>>>

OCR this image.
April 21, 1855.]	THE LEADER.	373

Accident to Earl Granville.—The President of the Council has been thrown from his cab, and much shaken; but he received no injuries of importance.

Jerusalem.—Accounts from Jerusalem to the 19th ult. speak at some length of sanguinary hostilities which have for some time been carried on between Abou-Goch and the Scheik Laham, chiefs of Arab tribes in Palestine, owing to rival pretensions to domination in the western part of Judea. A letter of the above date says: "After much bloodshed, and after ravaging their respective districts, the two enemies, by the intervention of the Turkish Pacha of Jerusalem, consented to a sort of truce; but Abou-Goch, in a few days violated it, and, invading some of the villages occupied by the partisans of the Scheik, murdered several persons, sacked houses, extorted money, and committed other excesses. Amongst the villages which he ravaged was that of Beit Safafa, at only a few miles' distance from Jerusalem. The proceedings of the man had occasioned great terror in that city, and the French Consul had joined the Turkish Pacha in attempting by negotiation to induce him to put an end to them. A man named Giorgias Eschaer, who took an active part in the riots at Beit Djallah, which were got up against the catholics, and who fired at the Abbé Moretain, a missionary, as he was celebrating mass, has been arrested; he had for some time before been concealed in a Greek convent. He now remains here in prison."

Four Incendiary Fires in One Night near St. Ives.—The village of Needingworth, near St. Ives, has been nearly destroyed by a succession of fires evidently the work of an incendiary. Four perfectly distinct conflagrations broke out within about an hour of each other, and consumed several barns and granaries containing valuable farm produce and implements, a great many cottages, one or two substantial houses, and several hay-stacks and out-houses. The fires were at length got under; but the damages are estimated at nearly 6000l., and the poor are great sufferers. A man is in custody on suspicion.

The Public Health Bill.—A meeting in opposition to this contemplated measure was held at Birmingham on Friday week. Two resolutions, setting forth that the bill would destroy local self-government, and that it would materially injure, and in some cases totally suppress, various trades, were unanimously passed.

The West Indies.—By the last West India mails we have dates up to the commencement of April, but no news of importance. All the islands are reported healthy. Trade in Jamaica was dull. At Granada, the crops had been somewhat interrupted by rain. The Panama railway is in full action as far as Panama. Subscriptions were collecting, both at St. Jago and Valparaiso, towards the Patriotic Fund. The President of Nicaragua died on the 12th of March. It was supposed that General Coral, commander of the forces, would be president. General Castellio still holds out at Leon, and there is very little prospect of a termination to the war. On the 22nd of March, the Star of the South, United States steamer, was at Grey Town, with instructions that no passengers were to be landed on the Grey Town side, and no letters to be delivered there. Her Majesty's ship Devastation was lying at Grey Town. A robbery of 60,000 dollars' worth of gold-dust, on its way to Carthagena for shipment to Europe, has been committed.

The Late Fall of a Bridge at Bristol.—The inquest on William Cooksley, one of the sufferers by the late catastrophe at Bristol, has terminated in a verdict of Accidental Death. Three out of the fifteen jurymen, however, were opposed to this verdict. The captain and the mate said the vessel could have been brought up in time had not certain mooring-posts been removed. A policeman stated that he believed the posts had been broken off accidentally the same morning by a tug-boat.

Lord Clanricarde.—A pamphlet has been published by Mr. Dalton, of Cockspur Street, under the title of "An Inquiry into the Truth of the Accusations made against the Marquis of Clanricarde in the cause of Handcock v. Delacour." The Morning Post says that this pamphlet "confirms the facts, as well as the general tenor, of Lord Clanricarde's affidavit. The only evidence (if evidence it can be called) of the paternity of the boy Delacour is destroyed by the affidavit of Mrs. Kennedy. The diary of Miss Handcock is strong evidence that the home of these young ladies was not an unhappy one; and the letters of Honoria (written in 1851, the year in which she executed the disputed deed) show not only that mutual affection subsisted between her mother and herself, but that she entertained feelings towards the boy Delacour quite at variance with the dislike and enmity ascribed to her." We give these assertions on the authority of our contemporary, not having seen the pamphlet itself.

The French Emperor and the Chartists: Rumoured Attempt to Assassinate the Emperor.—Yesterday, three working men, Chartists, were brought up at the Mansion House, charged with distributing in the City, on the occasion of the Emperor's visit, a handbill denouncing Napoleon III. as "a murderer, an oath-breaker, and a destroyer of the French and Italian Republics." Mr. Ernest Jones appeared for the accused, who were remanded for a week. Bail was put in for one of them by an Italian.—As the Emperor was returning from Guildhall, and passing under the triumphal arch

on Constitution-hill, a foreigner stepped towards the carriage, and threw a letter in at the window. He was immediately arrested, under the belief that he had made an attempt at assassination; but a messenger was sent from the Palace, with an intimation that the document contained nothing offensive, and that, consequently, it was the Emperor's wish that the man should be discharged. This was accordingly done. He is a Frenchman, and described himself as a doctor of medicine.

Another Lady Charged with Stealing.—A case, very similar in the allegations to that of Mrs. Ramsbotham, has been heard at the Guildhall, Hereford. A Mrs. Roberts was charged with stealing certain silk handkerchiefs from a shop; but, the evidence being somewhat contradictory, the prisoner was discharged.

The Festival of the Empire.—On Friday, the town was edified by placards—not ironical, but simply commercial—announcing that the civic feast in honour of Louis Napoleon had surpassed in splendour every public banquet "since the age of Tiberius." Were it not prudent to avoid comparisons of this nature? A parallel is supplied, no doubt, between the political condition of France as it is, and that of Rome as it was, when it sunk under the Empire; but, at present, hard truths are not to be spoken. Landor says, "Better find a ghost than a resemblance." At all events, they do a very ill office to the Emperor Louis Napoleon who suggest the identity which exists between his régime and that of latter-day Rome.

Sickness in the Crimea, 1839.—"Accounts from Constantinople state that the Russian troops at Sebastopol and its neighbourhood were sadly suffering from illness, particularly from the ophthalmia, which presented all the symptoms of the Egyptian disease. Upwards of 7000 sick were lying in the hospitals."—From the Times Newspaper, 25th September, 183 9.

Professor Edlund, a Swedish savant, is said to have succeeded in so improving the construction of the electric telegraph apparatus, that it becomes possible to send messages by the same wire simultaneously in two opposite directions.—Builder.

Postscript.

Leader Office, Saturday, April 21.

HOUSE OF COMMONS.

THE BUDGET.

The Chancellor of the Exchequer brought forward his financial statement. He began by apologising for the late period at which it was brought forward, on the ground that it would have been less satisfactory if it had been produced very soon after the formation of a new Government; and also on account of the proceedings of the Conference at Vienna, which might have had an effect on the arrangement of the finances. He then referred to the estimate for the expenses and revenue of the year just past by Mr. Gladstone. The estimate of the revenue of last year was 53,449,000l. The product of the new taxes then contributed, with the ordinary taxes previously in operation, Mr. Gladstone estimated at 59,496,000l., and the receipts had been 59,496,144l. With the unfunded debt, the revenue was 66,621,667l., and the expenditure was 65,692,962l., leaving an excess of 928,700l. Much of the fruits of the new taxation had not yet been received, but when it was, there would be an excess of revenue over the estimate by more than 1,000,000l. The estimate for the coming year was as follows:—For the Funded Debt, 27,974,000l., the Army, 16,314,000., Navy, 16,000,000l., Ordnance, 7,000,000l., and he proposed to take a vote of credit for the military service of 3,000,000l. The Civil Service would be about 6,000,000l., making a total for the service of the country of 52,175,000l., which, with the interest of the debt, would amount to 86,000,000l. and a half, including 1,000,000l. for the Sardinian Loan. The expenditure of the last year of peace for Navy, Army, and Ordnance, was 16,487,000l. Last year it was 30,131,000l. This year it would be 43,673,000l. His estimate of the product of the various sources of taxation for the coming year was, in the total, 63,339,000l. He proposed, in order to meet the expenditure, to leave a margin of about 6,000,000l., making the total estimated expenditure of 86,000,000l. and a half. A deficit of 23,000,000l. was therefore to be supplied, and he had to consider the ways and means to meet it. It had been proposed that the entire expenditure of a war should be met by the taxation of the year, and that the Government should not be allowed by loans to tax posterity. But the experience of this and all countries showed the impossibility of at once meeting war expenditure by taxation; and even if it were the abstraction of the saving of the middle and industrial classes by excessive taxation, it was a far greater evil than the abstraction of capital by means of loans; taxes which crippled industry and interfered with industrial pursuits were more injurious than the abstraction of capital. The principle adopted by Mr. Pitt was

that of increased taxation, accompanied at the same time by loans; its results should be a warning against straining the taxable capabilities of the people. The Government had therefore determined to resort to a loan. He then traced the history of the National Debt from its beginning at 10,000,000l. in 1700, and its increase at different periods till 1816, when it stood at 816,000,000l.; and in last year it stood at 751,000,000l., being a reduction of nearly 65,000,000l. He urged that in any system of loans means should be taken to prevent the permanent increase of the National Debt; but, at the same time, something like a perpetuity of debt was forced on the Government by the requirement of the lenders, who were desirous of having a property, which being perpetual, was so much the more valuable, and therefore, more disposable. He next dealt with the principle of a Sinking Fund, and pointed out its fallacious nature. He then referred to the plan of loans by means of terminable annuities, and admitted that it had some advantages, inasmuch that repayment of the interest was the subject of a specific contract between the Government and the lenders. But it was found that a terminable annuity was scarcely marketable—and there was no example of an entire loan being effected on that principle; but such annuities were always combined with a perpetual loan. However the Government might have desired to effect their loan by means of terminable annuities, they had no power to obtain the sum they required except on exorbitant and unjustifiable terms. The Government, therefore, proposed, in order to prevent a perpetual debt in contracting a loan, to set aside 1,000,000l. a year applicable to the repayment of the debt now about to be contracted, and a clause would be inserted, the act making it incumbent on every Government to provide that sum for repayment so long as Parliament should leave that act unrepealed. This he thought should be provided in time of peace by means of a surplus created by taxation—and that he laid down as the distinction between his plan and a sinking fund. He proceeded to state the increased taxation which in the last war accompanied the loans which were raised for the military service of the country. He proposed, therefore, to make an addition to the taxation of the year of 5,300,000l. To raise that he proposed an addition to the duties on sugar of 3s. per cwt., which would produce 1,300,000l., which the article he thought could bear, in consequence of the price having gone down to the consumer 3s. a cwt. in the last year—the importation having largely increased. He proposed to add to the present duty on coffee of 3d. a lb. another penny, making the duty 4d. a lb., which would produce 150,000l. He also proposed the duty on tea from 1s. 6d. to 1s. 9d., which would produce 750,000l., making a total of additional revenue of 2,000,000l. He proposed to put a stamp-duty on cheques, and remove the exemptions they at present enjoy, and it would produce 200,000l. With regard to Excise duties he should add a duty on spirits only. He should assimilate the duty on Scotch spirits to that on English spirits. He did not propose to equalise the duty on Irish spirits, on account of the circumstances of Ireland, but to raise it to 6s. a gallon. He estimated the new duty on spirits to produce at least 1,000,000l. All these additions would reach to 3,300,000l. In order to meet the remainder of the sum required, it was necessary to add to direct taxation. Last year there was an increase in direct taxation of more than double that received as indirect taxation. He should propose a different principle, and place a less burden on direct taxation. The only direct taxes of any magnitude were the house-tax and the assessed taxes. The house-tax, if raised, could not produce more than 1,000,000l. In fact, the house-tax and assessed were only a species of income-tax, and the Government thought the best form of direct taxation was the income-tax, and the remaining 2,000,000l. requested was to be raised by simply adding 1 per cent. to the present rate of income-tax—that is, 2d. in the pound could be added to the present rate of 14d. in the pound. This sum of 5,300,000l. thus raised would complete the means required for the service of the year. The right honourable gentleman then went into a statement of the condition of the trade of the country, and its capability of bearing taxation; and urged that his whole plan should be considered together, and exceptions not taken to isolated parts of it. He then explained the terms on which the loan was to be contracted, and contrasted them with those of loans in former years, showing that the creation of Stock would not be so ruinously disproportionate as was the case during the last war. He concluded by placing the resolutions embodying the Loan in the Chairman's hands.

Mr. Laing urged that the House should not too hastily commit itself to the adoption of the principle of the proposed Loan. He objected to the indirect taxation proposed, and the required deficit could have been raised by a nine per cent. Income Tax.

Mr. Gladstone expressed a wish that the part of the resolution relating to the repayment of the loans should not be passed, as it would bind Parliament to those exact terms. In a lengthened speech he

<<<

Aim of the exercise: Search the material above for "said". Pull out each line where it shows up.

Solution for this exercise:
The Late Fall of a Bridge at Bristol.—The inquest on William Cooksley, one of the sufferers by the late catastrophe at Bristol, has terminated in a verdict of Accidental Death. Three out of the fifteen jurymen, however, were opposed to this verdict. The captain and the mate said the vessel could have been brought up in time had not certain mooring-posts been removed. A policeman stated that he believed the posts had been broken off accidentally the same morning by a tug-boat.
Professor Edlund, a Swedish savant, is said to have succeeded in so improving the construction of the electric telegraph apparatus, that it becomes possible to send messages by the same wire simultaneously in two opposite directions.—Builder.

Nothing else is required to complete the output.